--- Problem description ---
Repeat all of the material exactly as given.
====== Dataset records ======
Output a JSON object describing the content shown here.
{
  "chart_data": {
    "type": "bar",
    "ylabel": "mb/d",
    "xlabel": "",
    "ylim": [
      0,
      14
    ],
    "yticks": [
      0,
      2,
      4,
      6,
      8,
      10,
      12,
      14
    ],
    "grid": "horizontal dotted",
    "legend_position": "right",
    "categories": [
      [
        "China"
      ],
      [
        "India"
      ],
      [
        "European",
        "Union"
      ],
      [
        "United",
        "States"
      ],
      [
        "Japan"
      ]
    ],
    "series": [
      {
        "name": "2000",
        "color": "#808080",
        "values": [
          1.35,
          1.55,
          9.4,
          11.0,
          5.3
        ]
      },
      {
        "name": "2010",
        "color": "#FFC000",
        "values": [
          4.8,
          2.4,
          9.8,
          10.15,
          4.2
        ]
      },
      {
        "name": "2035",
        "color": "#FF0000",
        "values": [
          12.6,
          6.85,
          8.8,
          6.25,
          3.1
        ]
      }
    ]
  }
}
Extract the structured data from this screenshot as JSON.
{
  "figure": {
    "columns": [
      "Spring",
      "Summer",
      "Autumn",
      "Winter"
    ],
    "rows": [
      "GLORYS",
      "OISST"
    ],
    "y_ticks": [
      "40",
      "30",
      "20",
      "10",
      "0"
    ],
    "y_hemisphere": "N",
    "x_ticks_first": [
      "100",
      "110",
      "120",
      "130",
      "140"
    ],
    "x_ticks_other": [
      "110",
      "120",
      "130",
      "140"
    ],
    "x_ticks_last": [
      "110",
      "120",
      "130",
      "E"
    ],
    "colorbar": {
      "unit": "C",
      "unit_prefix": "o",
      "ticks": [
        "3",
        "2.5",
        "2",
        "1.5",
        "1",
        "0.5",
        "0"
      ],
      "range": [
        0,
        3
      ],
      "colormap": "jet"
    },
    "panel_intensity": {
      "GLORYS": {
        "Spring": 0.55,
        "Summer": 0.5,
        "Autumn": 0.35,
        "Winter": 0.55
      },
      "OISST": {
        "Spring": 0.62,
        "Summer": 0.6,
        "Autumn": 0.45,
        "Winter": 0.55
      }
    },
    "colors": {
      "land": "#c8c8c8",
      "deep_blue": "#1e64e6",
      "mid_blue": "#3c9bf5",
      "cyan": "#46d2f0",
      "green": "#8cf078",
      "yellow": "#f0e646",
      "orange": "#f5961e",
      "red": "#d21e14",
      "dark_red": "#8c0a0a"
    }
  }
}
======
--- Problem solution ---
Output a JSON object describing the content shown here.
{
  "chart_data": {
    "type": "bar",
    "ylabel": "mb/d",
    "xlabel": "",
    "ylim": [
      0,
      14
    ],
    "yticks": [
      0,
      2,
      4,
      6,
      8,
      10,
      12,
      14
    ],
    "grid": "horizontal dotted",
    "legend_position": "right",
    "categories": [
      [
        "China"
      ],
      [
        "India"
      ],
      [
        "European",
        "Union"
      ],
      [
        "United",
        "States"
      ],
      [
        "Japan"
      ]
    ],
    "series": [
      {
        "name": "2000",
        "color": "#808080",
        "values": [
          1.35,
          1.55,
          9.4,
          11.0,
          5.3
        ]
      },
      {
        "name": "2010",
        "color": "#FFC000",
        "values": [
          4.8,
          2.4,
          9.8,
          10.15,
          4.2
        ]
      },
      {
        "name": "2035",
        "color": "#FF0000",
        "values": [
          12.6,
          6.85,
          8.8,
          6.25,
          3.1
        ]
      }
    ]
  }
}
Extract the structured data from this screenshot as JSON.
{
  "figure": {
    "columns": [
      "Spring",
      "Summer",
      "Autumn",
      "Winter"
    ],
    "rows": [
      "GLORYS",
      "OISST"
    ],
    "y_ticks": [
      "40",
      "30",
      "20",
      "10",
      "0"
    ],
    "y_hemisphere": "N",
    "x_ticks_first": [
      "100",
      "110",
      "120",
      "130",
      "140"
    ],
    "x_ticks_other": [
      "110",
      "120",
      "130",
      "140"
    ],
    "x_ticks_last": [
      "110",
      "120",
      "130",
      "E"
    ],
    "colorbar": {
      "unit": "C",
      "unit_prefix": "o",
      "ticks": [
        "3",
        "2.5",
        "2",
        "1.5",
        "1",
        "0.5",
        "0"
      ],
      "range": [
        0,
        3
      ],
      "colormap": "jet"
    },
    "panel_intensity": {
      "GLORYS": {
        "Spring": 0.55,
        "Summer": 0.5,
        "Autumn": 0.35,
        "Winter": 0.55
      },
      "OISST": {
        "Spring": 0.62,
        "Summer": 0.6,
        "Autumn": 0.45,
        "Winter": 0.55
      }
    },
    "colors": {
      "land": "#c8c8c8",
      "deep_blue": "#1e64e6",
      "mid_blue": "#3c9bf5",
      "cyan": "#46d2f0",
      "green": "#8cf078",
      "yellow": "#f0e646",
      "orange": "#f5961e",
      "red": "#d21e14",
      "dark_red": "#8c0a0a"
    }
  }
}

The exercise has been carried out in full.